▶ [Goal of the exercise] Filter out everything except lines holding "JSON".

-- START --

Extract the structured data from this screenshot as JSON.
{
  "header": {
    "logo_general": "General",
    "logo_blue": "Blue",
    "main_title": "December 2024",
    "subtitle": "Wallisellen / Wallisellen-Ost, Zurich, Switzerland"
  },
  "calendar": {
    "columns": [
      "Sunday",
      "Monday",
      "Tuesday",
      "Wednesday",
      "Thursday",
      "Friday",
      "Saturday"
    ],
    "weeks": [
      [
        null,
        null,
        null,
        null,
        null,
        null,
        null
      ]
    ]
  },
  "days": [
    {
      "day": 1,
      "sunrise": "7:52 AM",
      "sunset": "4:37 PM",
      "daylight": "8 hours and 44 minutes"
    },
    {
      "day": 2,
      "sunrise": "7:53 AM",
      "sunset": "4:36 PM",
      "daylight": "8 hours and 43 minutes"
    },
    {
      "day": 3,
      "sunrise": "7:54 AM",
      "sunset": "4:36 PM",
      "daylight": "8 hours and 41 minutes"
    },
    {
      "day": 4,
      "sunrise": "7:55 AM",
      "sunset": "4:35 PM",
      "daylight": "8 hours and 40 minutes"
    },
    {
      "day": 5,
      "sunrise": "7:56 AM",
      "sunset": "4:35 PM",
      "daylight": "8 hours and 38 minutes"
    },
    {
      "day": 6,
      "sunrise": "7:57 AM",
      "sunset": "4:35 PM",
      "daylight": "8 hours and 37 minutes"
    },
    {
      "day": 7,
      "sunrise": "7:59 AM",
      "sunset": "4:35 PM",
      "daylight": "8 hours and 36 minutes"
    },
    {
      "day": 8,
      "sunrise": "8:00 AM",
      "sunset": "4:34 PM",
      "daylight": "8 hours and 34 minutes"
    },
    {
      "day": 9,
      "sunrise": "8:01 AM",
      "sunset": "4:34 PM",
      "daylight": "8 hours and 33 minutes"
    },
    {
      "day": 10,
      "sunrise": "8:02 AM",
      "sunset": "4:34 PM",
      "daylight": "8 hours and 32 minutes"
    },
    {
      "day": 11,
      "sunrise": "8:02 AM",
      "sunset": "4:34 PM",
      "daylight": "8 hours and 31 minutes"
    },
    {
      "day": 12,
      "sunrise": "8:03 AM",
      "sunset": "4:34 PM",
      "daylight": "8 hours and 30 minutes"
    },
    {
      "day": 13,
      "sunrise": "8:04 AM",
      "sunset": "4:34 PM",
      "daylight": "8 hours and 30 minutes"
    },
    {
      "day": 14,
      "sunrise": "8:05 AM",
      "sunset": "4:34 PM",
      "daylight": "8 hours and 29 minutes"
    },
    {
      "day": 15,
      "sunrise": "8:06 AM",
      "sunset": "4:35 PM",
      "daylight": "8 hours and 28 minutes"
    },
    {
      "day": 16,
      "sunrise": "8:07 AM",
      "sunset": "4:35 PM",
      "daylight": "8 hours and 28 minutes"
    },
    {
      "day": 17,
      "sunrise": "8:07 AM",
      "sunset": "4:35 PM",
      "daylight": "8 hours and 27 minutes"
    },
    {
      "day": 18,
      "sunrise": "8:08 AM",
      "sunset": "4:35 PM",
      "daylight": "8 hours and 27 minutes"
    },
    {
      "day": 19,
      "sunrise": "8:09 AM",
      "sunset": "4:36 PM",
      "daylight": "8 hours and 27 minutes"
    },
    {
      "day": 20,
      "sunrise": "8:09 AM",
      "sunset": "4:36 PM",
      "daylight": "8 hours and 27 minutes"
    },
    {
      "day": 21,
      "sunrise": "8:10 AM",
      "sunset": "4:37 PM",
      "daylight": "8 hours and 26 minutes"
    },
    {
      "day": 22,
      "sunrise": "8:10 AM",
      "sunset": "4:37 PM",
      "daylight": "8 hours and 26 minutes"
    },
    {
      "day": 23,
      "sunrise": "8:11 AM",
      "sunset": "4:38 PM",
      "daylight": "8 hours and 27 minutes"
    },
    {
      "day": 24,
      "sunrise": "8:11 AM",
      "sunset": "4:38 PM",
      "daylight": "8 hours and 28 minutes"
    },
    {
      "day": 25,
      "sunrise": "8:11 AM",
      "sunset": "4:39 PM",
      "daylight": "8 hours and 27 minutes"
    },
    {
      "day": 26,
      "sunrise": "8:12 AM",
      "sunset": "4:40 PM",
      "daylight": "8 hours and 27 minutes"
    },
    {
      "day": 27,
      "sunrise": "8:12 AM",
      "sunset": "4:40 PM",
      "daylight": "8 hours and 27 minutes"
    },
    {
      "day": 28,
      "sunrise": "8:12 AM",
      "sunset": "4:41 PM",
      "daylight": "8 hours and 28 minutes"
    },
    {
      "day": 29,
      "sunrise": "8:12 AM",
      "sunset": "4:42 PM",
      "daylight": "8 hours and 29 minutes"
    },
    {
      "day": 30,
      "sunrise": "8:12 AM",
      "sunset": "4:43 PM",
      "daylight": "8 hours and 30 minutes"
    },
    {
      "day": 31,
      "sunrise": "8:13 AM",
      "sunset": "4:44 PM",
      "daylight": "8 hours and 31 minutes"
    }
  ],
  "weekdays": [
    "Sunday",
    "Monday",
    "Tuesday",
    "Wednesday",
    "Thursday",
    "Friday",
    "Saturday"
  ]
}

-- END --
-- START --

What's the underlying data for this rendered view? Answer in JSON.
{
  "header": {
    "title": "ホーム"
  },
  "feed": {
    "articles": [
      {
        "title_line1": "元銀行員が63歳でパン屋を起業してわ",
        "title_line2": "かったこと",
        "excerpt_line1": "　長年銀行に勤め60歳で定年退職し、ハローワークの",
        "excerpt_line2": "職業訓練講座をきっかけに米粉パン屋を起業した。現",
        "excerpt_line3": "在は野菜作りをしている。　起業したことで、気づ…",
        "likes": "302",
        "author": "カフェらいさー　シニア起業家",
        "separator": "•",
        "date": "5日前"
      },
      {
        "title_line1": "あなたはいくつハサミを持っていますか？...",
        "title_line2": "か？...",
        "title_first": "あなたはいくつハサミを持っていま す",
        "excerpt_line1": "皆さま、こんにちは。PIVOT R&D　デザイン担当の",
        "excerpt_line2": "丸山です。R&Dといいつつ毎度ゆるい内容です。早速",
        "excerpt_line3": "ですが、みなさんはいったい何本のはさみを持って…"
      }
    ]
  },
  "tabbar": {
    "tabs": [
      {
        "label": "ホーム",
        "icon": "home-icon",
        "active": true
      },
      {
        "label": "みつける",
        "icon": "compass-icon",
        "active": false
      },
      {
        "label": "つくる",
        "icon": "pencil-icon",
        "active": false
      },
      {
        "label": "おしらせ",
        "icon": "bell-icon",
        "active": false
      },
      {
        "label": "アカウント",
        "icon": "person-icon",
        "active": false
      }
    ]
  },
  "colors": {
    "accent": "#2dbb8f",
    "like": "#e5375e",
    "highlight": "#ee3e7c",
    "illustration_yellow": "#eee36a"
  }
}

-- END --
-- START --

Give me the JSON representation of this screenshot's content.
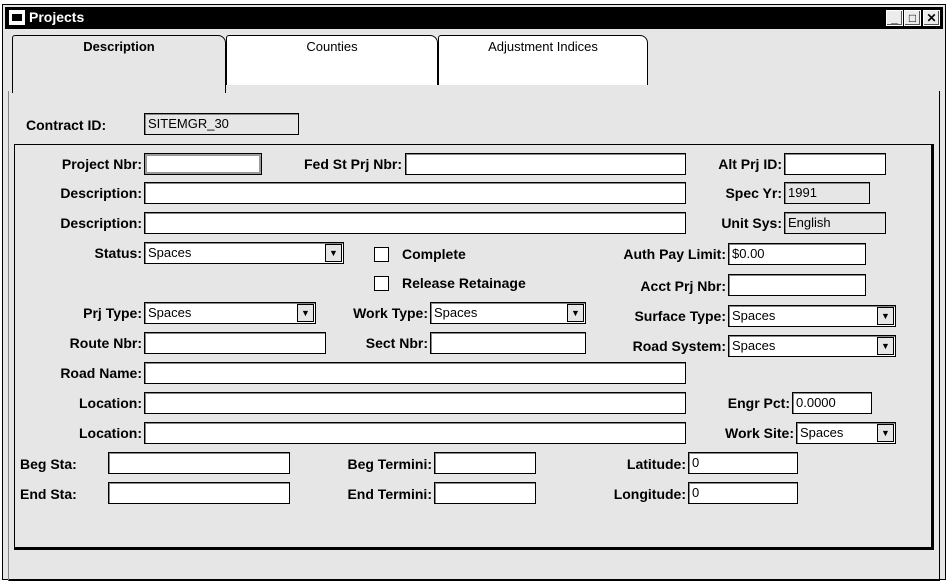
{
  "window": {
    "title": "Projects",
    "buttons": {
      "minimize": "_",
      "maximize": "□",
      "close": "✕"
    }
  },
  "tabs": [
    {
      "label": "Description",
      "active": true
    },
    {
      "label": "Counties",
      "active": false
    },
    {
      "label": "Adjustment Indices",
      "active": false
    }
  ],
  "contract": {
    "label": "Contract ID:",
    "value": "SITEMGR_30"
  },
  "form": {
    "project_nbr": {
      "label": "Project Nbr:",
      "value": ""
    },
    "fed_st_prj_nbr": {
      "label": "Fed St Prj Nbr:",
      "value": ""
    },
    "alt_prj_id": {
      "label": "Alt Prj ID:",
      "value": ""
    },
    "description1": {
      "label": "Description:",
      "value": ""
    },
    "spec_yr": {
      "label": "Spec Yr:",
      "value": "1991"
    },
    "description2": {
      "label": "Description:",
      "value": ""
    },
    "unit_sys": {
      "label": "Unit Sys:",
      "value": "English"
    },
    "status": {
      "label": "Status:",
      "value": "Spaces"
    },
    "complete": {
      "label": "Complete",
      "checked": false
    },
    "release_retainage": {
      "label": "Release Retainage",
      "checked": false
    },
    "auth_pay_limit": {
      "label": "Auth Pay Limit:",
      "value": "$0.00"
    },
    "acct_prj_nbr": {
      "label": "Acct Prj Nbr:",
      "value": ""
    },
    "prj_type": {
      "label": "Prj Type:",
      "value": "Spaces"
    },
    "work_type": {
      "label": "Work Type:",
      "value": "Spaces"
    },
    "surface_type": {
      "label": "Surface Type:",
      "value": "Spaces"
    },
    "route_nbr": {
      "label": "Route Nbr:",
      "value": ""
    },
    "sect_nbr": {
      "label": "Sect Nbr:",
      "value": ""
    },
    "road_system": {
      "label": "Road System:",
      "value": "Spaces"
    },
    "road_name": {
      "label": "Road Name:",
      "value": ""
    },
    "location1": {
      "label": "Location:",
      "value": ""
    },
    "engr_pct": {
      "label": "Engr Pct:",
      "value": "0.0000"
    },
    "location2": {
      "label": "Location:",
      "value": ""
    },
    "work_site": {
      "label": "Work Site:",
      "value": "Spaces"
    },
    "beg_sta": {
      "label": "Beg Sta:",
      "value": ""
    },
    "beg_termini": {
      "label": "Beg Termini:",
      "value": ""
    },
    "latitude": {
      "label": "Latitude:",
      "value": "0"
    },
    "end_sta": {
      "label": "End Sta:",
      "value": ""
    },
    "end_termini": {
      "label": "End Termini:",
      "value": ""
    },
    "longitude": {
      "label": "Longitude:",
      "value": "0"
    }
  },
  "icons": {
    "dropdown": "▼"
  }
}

-- END --

▶ [Reply to the exercise]
Extract the structured data from this screenshot as JSON.
What's the underlying data for this rendered view? Answer in JSON.
Give me the JSON representation of this screenshot's content.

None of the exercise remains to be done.